Identify every line containing the word "data" and reproduce each one.

Stored items
---
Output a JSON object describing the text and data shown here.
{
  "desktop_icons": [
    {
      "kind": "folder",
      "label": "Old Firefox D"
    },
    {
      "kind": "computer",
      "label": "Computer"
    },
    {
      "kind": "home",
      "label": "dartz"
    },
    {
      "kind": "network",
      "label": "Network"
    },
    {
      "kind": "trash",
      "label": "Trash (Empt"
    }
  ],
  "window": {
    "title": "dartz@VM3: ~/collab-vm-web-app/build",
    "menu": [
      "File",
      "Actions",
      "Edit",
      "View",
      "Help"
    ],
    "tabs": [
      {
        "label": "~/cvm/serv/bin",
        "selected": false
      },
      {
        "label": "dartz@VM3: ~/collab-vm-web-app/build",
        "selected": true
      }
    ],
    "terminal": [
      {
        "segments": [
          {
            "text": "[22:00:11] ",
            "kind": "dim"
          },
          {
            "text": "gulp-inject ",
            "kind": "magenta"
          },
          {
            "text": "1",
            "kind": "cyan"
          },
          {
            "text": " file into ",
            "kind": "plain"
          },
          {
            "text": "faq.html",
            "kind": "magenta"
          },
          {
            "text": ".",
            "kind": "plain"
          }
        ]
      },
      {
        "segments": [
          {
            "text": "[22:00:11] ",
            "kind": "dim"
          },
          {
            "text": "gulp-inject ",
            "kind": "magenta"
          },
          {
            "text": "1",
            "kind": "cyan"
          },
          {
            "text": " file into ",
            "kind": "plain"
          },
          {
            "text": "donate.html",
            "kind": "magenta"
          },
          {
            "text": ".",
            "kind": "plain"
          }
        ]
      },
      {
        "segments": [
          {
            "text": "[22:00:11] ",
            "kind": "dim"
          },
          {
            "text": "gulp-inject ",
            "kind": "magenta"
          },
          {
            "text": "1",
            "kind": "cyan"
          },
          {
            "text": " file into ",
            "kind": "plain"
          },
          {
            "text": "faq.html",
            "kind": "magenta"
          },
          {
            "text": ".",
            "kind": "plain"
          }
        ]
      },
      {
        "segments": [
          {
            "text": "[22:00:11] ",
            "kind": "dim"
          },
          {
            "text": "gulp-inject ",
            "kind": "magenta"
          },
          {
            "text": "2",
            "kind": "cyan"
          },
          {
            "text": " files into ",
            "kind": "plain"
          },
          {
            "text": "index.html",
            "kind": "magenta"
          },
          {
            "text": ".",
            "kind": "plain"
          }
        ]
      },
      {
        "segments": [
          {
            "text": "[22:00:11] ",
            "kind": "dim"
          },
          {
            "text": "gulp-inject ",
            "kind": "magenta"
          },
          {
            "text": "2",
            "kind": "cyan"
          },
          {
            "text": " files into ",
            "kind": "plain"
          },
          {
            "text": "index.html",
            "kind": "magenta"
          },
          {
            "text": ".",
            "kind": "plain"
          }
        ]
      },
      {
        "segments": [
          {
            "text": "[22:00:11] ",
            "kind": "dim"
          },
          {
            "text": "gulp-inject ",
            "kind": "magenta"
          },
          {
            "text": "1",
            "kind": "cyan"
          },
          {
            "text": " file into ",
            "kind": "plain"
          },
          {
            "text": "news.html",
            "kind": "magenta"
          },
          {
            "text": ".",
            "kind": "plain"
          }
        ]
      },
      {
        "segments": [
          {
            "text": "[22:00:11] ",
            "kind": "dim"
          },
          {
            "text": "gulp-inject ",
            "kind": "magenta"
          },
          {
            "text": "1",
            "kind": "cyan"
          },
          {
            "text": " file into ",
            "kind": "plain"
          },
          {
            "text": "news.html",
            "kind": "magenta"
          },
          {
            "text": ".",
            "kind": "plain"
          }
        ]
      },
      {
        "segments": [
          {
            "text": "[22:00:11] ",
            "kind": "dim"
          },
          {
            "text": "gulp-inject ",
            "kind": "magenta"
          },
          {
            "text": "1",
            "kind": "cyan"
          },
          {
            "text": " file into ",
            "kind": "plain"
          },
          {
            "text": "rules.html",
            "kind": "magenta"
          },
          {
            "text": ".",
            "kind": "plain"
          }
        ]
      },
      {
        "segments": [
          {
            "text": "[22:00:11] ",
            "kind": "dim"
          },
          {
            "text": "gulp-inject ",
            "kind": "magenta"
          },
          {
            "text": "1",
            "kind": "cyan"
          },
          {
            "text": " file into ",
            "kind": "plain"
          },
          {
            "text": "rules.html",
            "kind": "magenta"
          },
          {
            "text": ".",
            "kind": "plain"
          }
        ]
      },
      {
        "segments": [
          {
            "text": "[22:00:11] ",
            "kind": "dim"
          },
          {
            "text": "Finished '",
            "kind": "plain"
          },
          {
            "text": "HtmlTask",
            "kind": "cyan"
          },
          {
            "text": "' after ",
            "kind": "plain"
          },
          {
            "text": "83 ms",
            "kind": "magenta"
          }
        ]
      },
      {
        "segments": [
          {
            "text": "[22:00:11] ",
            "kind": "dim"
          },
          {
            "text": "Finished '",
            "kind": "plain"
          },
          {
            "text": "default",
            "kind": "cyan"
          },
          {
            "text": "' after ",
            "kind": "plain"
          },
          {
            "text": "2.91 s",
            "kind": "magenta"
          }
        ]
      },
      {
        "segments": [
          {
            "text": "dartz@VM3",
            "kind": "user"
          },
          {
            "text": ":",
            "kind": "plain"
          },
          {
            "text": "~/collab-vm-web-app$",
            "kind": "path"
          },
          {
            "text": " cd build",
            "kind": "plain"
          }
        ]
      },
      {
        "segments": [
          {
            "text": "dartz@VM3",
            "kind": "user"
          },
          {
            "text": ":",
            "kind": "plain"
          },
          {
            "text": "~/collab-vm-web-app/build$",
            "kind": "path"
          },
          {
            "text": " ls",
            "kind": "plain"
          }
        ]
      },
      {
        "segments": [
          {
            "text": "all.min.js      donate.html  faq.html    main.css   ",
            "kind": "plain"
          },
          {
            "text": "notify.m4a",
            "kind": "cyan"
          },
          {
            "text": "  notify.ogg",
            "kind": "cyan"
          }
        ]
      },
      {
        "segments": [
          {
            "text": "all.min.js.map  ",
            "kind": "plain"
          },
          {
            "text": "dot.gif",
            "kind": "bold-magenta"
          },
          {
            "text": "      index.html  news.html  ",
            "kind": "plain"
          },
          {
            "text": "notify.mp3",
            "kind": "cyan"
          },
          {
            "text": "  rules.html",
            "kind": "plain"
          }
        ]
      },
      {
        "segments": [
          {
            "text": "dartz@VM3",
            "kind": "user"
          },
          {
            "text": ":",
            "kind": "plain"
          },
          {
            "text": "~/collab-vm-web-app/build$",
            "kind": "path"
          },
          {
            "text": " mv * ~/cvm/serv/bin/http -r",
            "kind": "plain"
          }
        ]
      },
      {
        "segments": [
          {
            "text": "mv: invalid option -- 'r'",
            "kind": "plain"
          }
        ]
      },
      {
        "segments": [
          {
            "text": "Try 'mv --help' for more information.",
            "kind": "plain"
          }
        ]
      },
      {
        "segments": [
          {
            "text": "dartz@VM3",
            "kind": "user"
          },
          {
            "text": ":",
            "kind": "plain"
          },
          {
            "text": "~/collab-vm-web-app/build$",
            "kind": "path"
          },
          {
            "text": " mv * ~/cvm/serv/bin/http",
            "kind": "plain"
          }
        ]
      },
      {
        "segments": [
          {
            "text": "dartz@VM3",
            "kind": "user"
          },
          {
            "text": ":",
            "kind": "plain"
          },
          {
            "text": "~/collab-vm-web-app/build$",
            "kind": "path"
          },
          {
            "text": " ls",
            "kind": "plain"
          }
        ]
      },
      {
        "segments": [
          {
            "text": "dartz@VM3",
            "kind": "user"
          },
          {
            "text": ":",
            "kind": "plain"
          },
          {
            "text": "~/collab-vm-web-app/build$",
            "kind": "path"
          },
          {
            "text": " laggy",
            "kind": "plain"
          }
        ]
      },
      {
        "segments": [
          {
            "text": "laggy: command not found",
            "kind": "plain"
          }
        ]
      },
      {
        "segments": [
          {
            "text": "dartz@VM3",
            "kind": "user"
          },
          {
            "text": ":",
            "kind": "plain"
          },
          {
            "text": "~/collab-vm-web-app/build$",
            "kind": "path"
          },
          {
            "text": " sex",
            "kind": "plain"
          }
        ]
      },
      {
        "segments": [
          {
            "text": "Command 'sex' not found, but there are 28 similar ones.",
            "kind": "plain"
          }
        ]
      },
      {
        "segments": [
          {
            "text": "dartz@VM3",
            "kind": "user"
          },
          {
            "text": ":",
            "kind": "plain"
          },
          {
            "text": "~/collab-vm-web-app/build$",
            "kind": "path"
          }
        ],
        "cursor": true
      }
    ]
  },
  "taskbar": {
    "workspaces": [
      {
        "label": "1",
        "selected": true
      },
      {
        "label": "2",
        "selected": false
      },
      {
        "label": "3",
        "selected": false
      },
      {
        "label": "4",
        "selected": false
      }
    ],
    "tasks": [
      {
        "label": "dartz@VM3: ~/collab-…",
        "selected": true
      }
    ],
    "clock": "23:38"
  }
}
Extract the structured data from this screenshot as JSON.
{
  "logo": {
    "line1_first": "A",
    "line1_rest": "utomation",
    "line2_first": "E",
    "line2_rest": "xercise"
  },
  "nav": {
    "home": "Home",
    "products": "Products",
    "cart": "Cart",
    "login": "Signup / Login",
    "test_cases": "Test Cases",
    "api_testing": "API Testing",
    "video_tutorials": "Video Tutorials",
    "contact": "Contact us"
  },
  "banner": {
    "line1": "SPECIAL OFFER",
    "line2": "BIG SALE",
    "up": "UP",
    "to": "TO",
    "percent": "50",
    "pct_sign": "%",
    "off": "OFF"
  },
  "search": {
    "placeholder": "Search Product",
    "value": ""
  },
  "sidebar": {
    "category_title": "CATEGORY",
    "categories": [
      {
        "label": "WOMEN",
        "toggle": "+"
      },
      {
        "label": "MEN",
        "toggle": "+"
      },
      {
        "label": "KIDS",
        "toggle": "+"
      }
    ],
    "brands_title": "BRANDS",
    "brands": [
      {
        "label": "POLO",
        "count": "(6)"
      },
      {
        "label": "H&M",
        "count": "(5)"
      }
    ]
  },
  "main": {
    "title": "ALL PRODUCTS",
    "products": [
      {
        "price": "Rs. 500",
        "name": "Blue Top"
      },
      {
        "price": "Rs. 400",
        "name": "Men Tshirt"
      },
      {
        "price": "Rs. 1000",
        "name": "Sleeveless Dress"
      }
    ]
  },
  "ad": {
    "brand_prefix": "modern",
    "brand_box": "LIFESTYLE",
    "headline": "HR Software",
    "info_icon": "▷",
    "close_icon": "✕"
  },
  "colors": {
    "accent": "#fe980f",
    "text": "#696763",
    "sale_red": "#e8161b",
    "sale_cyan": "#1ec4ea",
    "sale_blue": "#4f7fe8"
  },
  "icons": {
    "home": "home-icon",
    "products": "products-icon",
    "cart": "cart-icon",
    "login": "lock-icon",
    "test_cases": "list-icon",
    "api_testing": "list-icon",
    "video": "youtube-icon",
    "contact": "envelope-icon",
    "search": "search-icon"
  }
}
---
(SOLVED PROBLEM):
Output a JSON object describing the text and data shown here.
Extract the structured data from this screenshot as JSON.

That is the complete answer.